STATED GOAL: Show all lines of the listing that hold the word "page".
## START RECORD LIST
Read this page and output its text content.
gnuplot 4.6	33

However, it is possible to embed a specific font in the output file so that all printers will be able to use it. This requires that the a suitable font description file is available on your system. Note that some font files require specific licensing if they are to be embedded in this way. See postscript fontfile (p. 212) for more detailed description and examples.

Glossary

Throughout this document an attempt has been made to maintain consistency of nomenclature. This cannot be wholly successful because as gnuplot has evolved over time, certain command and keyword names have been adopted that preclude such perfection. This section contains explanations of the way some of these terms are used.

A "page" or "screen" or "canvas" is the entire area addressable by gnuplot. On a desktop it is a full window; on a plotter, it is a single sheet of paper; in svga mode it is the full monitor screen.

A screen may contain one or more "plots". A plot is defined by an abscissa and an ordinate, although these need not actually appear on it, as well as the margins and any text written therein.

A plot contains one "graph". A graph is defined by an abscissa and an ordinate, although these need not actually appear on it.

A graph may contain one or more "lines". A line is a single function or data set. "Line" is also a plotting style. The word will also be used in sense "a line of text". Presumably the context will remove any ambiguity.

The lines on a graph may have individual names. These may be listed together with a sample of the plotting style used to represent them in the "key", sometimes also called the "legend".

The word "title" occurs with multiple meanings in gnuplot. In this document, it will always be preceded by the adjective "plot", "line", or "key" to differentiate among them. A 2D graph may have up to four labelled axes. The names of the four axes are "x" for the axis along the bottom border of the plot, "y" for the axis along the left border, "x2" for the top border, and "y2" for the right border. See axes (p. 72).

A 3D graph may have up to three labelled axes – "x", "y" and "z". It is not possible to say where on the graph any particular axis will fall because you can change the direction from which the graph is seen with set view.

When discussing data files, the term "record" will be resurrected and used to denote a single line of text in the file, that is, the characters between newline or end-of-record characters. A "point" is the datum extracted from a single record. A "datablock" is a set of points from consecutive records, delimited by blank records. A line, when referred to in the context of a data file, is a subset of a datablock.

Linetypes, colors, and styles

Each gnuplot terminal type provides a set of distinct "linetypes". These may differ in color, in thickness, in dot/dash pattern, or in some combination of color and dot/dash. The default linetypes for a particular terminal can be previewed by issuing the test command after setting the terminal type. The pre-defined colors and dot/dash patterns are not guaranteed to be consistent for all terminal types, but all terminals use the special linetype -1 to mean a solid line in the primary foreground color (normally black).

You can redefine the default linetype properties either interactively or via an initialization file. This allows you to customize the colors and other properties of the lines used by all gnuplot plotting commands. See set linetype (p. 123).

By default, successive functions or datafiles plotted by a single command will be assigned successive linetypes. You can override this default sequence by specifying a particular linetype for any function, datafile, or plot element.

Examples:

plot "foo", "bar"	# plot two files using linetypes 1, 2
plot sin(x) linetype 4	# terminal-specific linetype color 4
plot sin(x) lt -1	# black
## END RECORD LIST
EXERCISE SOLUTION:
Read this page and output its text content.
A "page" or "screen" or "canvas" is the entire area addressable by gnuplot. On a desktop it is a full window; on a plotter, it is a single sheet of paper; in svga mode it is the full monitor screen.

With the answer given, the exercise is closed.